* **Goal 1**:
Reproduce the conference report from "BY ZAHIDA ZULFIQAR" up to and including "of the Conference.".
* **Goal 2**:
Answer the following questions using the conference report:
(a) Which institute organized the three-day Conference?
(b) What former position did Dr. Arshad Zaman hold?
(c) Which two developments are given as examples of increasing nationalism in the West?
* **Goal 3**:
List every challenge facing Pakistan that Dr. Zaman identified in his lecture, according to the conference report.

* **Source extract**:

BY ZAHIDA ZULFIQAR
Today marked the second day of the three-day Conference being organized by the Pakistan Institute of Development Economics (PIDE), with the support of Ministry of Planning, Development and Reform on “China-Pakistan Economic Corridor and Regional Integration”. The proceedings of the second day included two panel discussions, the A. R. Kemal Memorial Lecture, and parallel technical sessions on different topics related to the theme of the Conference.
The highlight of the day was A. R. Kemal Memorial Lecture by Dr. Arshad Zaman, former Chief Economist, Government of Pakistan. The premise of Dr. Zaman’s talk was, “we must all defend Pakistan, better”, making a strategy of sovereign development that combines defense, diplomacy and economic restructuring. In his lecture, he talked about four major challenges facing Pakistan that need to be responded. These challenges are rebirth of nationalism in West, war of narratives in the war for oil and Israel, emergence of Sino-Russian relationship, in the form of Eurasian Economic Union (EAEU), and militant extremism in India. Brexit and the victory of Trump in the US elections are two examples of increasing nationalism in the West. Dr. Zaman believes that the reality of the US wars has nothing to do with Islam but it is about global oil transport having choke points in Middle-Eastern countries.

* **Rows from a dataset**:
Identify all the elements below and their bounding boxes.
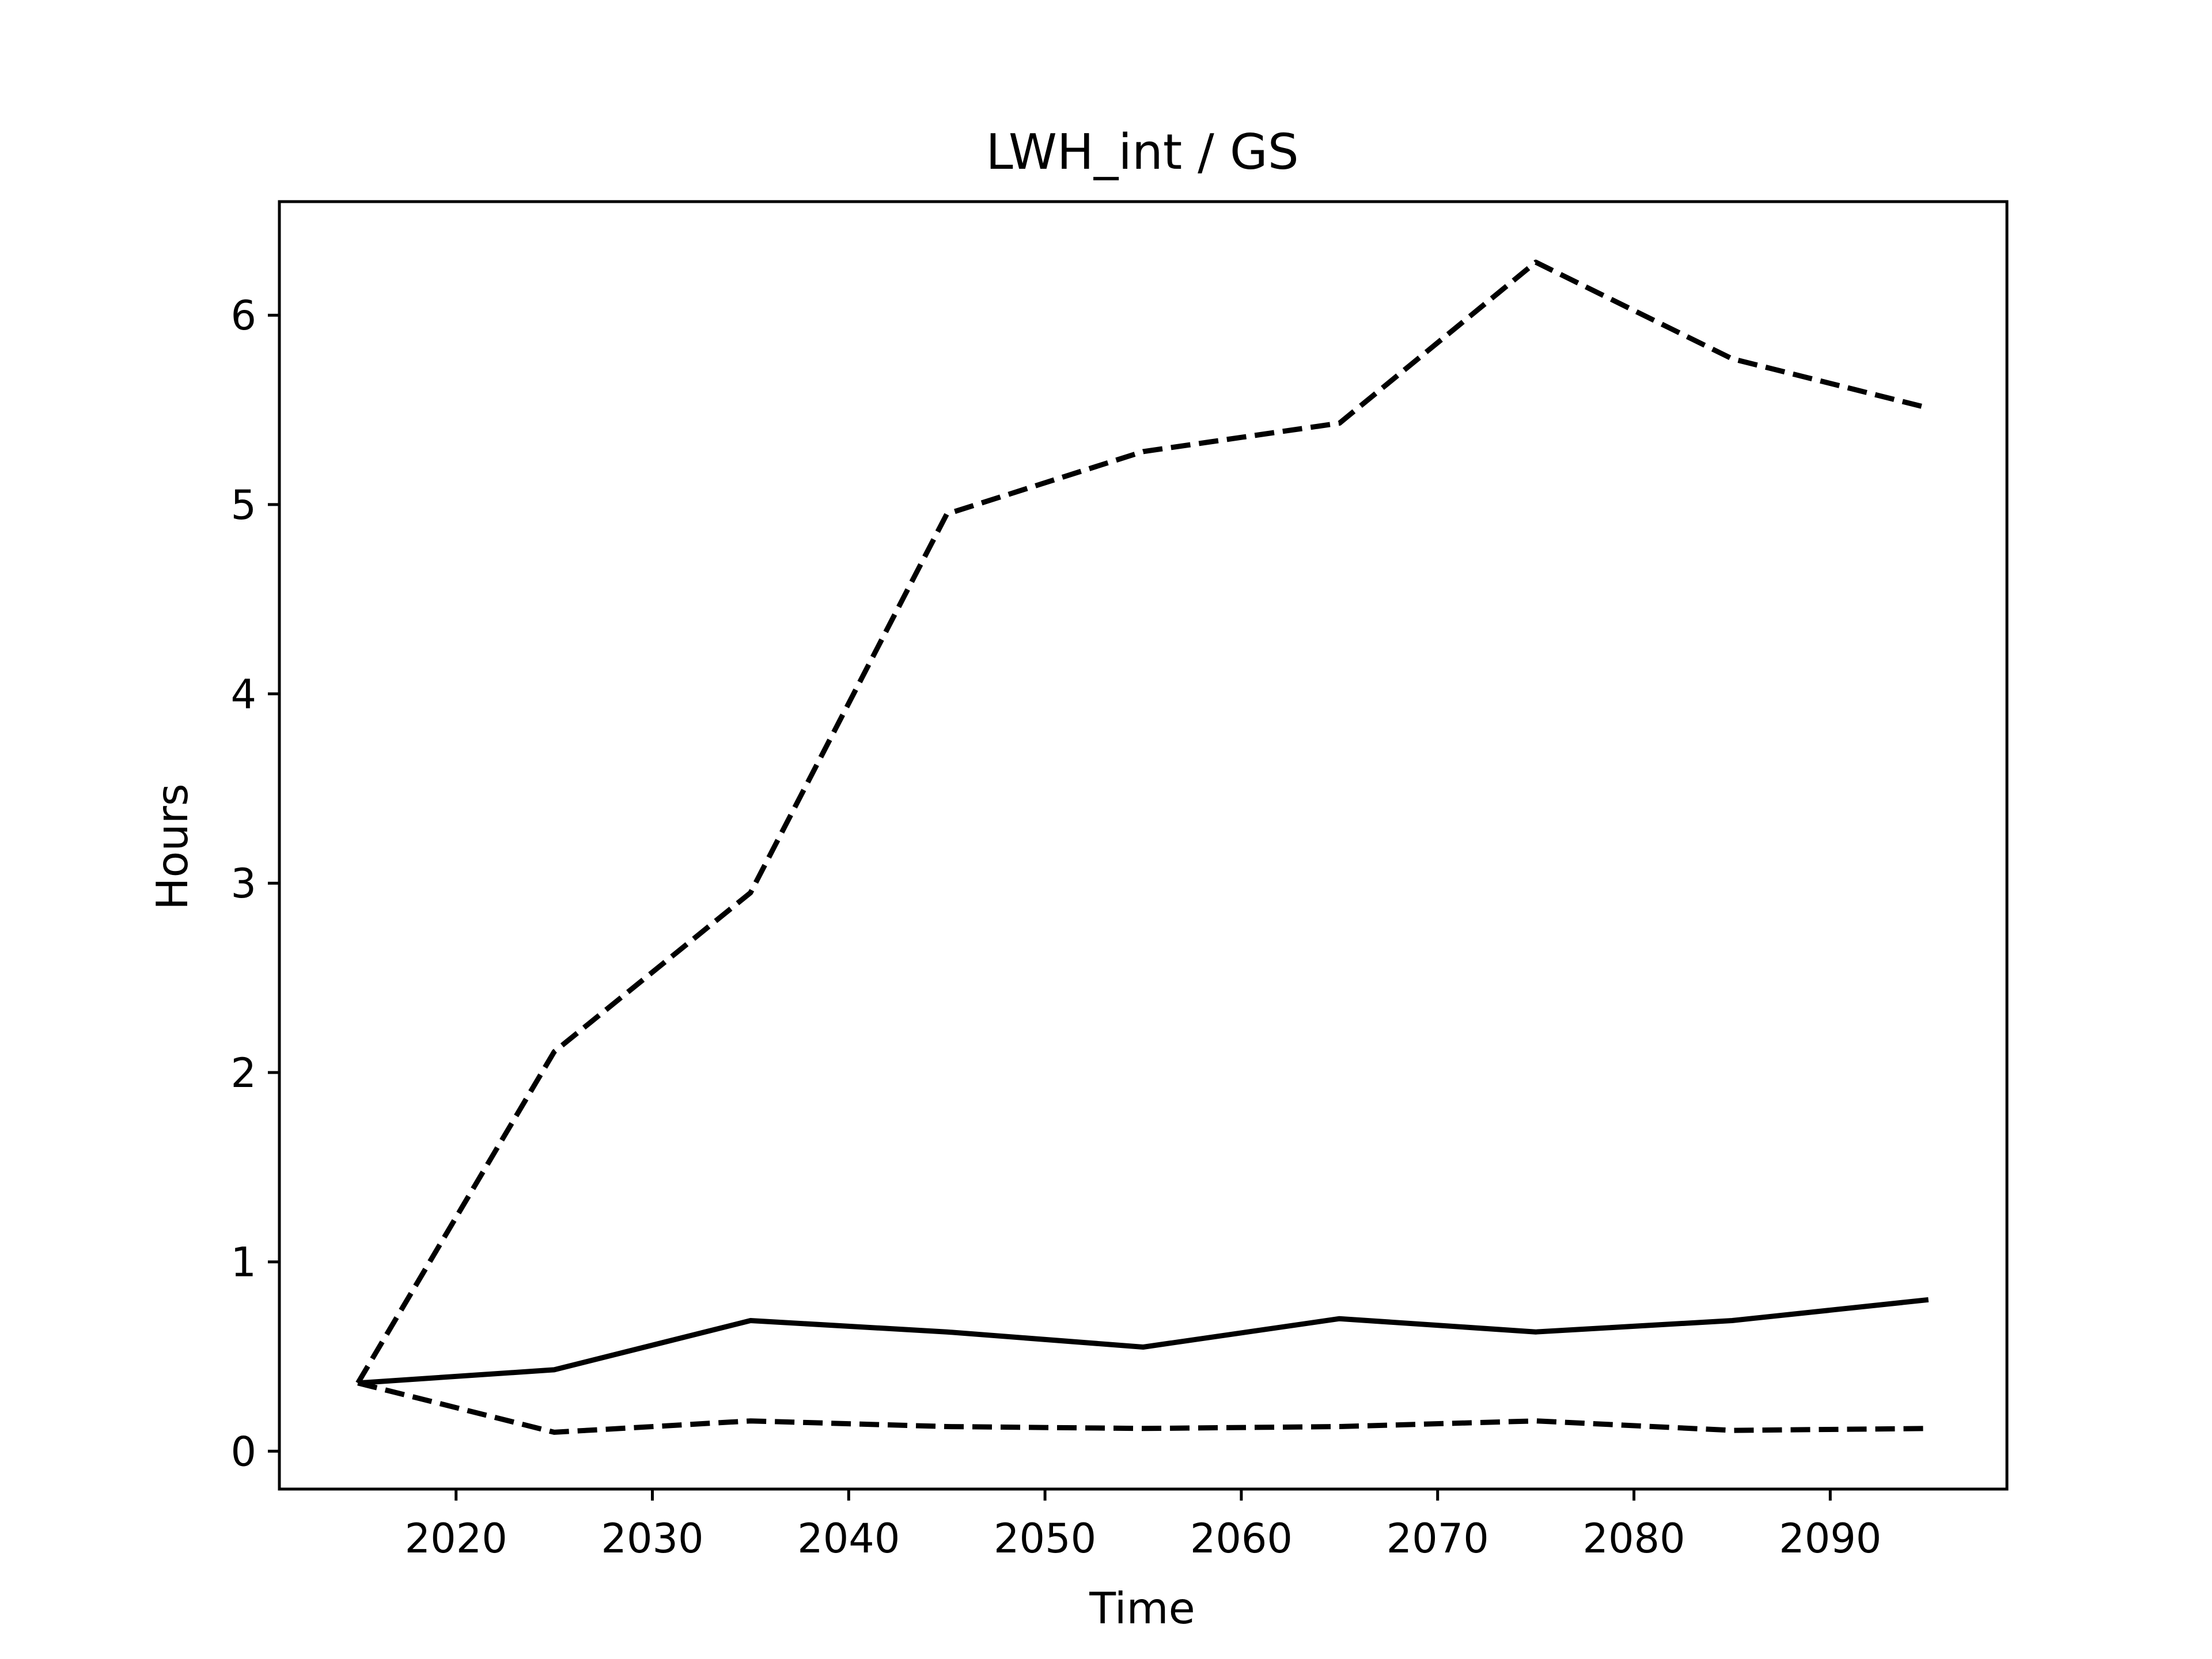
chart-title: LWH_int / GS: [986, 124, 1298, 181]
x-axis: 2020 2030 2040 2050 2060 2070 2080 2090: [405, 1489, 1881, 1562]
x-tick-label: 2030: [601, 1515, 703, 1562]
x-axis-label: Time: [1089, 1583, 1195, 1634]
x-tick-label: 2090: [1779, 1515, 1881, 1562]
y-tick-label: 5: [230, 482, 256, 529]
x-tick-label: 2020: [405, 1515, 507, 1562]
y-axis-label: Hours: [147, 783, 198, 910]
y-tick-label: 0: [230, 1428, 256, 1475]
y-tick-label: 4: [230, 671, 256, 718]
x-tick-label: 2070: [1387, 1515, 1489, 1562]
y-tick-label: 2: [230, 1050, 256, 1097]
y-axis: 0 1 2 3 4 5 6: [230, 292, 279, 1475]
x-tick-label: 2050: [994, 1515, 1096, 1562]
plot-frame: [278, 200, 2009, 1491]
x-tick-label: 2080: [1582, 1515, 1685, 1562]
series-line-2-dashed: [355, 259, 1929, 1385]
plot-lines: [355, 259, 1929, 1435]
y-tick-label: 6: [230, 292, 256, 339]
y-tick-label: 1: [230, 1239, 256, 1286]
series-line-1-solid: [357, 1297, 1929, 1386]
y-tick-label: 3: [230, 860, 256, 907]
x-tick-label: 2040: [797, 1515, 900, 1562]
x-tick-label: 2060: [1190, 1515, 1293, 1562]
series-line-3-dashed: [357, 1380, 1929, 1435]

* **Complete output 1**:
BY ZAHIDA ZULFIQAR
Today marked the second day of the three-day Conference being organized by the Pakistan Institute of Development Economics (PIDE), with the support of Ministry of Planning, Development and Reform on “China-Pakistan Economic Corridor and Regional Integration”. The proceedings of the second day included two panel discussions, the A. R. Kemal Memorial Lecture, and parallel technical sessions on different topics related to the theme of the Conference.

* **Complete output 2**:
(a) The Pakistan Institute of Development Economics (PIDE)
(b) Chief Economist, Government of Pakistan
(c) Brexit and the victory of Trump in the US elections

* **Complete output 3**:
- Rebirth of nationalism in the West
- War of narratives in the war for oil and Israel
- Emergence of the Sino-Russian relationship, in the form of the Eurasian Economic Union (EAEU)
- Militant extremism in India